SET TASK:
Each line that follows is to be retyped exactly.

(Dataset items)
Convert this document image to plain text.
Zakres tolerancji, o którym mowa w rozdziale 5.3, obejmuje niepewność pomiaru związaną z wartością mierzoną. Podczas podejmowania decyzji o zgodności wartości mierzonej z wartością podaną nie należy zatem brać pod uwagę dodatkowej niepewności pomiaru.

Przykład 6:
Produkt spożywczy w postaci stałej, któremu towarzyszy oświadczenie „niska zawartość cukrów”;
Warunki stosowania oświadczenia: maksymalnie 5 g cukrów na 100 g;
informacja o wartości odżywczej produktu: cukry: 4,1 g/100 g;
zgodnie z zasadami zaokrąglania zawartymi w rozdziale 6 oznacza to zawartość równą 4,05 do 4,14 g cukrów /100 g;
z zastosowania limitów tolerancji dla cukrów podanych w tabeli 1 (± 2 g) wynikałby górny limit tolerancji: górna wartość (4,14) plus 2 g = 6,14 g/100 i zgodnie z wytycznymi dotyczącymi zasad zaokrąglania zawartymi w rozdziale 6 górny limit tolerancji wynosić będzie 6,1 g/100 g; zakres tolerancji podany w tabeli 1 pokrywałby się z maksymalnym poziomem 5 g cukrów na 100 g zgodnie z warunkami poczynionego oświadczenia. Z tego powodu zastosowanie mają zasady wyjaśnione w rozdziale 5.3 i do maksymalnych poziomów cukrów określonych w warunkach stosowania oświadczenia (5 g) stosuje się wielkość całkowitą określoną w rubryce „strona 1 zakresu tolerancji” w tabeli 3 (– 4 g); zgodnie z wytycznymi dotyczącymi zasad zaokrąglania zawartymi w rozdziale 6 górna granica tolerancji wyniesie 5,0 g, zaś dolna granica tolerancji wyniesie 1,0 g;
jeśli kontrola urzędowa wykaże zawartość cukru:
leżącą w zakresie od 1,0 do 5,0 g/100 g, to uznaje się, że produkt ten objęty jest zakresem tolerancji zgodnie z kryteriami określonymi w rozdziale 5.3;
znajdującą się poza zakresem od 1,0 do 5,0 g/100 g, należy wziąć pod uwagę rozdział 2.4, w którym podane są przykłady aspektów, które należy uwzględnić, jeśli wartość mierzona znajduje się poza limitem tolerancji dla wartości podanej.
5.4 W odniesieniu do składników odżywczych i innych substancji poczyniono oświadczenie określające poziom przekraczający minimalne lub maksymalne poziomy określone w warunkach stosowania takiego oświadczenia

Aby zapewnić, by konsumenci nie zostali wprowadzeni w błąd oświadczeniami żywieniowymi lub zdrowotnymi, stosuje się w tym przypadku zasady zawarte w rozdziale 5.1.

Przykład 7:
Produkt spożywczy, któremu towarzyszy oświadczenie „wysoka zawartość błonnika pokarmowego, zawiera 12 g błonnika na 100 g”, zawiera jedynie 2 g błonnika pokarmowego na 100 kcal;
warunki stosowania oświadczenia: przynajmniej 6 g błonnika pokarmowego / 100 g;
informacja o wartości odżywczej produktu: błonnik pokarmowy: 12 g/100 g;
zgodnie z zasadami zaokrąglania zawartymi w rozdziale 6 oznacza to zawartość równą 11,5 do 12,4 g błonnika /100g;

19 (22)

RESPONSE:
Convert this document image to plain text.
Zakres tolerancji, o którym mowa w rozdziale 5.3, obejmuje niepewność pomiaru związaną z wartością mierzoną. Podczas podejmowania decyzji o zgodności wartości mierzonej z wartością podaną nie należy zatem brać pod uwagę dodatkowej niepewności pomiaru.

Przykład 6:
Produkt spożywczy w postaci stałej, któremu towarzyszy oświadczenie „niska zawartość cukrów”;
Warunki stosowania oświadczenia: maksymalnie 5 g cukrów na 100 g;
informacja o wartości odżywczej produktu: cukry: 4,1 g/100 g;
zgodnie z zasadami zaokrąglania zawartymi w rozdziale 6 oznacza to zawartość równą 4,05 do 4,14 g cukrów /100 g;
z zastosowania limitów tolerancji dla cukrów podanych w tabeli 1 (± 2 g) wynikałby górny limit tolerancji: górna wartość (4,14) plus 2 g = 6,14 g/100 i zgodnie z wytycznymi dotyczącymi zasad zaokrąglania zawartymi w rozdziale 6 górny limit tolerancji wynosić będzie 6,1 g/100 g; zakres tolerancji podany w tabeli 1 pokrywałby się z maksymalnym poziomem 5 g cukrów na 100 g zgodnie z warunkami poczynionego oświadczenia. Z tego powodu zastosowanie mają zasady wyjaśnione w rozdziale 5.3 i do maksymalnych poziomów cukrów określonych w warunkach stosowania oświadczenia (5 g) stosuje się wielkość całkowitą określoną w rubryce „strona 1 zakresu tolerancji” w tabeli 3 (– 4 g); zgodnie z wytycznymi dotyczącymi zasad zaokrąglania zawartymi w rozdziale 6 górna granica tolerancji wyniesie 5,0 g, zaś dolna granica tolerancji wyniesie 1,0 g;
jeśli kontrola urzędowa wykaże zawartość cukru:
leżącą w zakresie od 1,0 do 5,0 g/100 g, to uznaje się, że produkt ten objęty jest zakresem tolerancji zgodnie z kryteriami określonymi w rozdziale 5.3;
znajdującą się poza zakresem od 1,0 do 5,0 g/100 g, należy wziąć pod uwagę rozdział 2.4, w którym podane są przykłady aspektów, które należy uwzględnić, jeśli wartość mierzona znajduje się poza limitem tolerancji dla wartości podanej.
5.4 W odniesieniu do składników odżywczych i innych substancji poczyniono oświadczenie określające poziom przekraczający minimalne lub maksymalne poziomy określone w warunkach stosowania takiego oświadczenia

Aby zapewnić, by konsumenci nie zostali wprowadzeni w błąd oświadczeniami żywieniowymi lub zdrowotnymi, stosuje się w tym przypadku zasady zawarte w rozdziale 5.1.

Przykład 7:
Produkt spożywczy, któremu towarzyszy oświadczenie „wysoka zawartość błonnika pokarmowego, zawiera 12 g błonnika na 100 g”, zawiera jedynie 2 g błonnika pokarmowego na 100 kcal;
warunki stosowania oświadczenia: przynajmniej 6 g błonnika pokarmowego / 100 g;
informacja o wartości odżywczej produktu: błonnik pokarmowy: 12 g/100 g;
zgodnie z zasadami zaokrąglania zawartymi w rozdziale 6 oznacza to zawartość równą 11,5 do 12,4 g błonnika /100g;

19 (22)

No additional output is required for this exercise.